====== Data listing

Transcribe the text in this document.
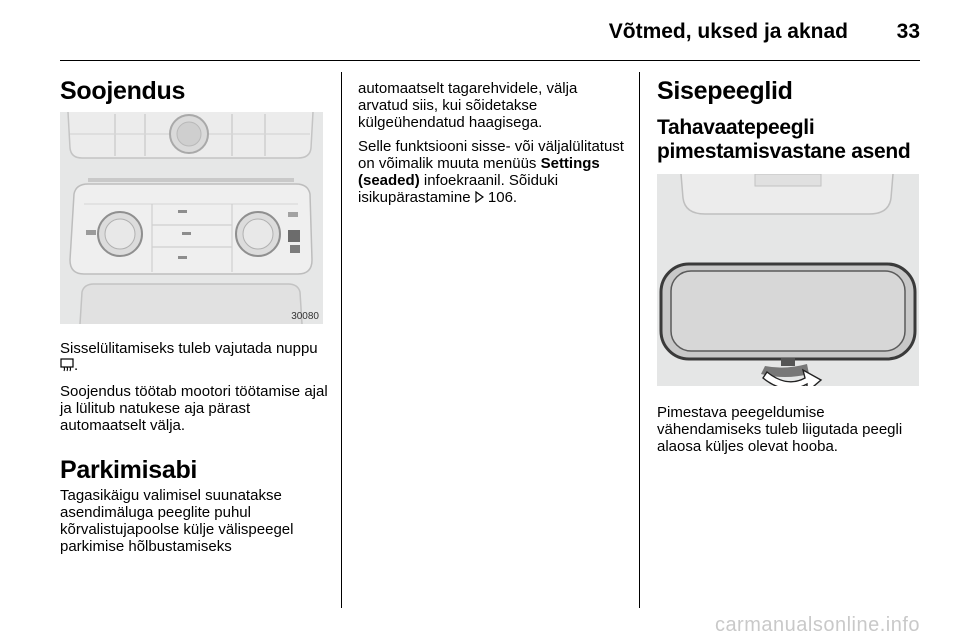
Võtmed, uksed ja aknad 33
Soojendus
30080

Sisselülitamiseks tuleb vajutada nuppu .

Soojendus töötab mootori töötamise ajal ja lülitub natukese aja pärast automaatselt välja.

Parkimisabi

Tagasikäigu valimisel suunatakse asendimäluga peeglite puhul kõrvalistujapoolse külje välispeegel parkimise hõlbustamiseks

automaatselt tagarehvidele, välja arvatud siis, kui sõidetakse külgeühendatud haagisega.

Selle funktsiooni sisse- või väljalülitatust on võimalik muuta menüüs Settings (seaded) infoekraanil. Sõiduki isikupärastamine 106.

Sisepeeglid
Tahavaatepeegli pimestamisvastane asend

Pimestava peegeldumise vähendamiseks tuleb liigutada peegli alaosa küljes olevat hooba.

carmanualsonline.info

============

* Aim
Transcribe the whole listing exactly. Pictures are excluded.

* Written answer
Transcribe the text in this document.
Võtmed, uksed ja aknad 33
Soojendus
30080

Sisselülitamiseks tuleb vajutada nuppu .

Soojendus töötab mootori töötamise ajal ja lülitub natukese aja pärast automaatselt välja.

Parkimisabi

Tagasikäigu valimisel suunatakse asendimäluga peeglite puhul kõrvalistujapoolse külje välispeegel parkimise hõlbustamiseks

automaatselt tagarehvidele, välja arvatud siis, kui sõidetakse külgeühendatud haagisega.

Selle funktsiooni sisse- või väljalülitatust on võimalik muuta menüüs Settings (seaded) infoekraanil. Sõiduki isikupärastamine 106.

Sisepeeglid
Tahavaatepeegli pimestamisvastane asend

Pimestava peegeldumise vähendamiseks tuleb liigutada peegli alaosa küljes olevat hooba.

carmanualsonline.info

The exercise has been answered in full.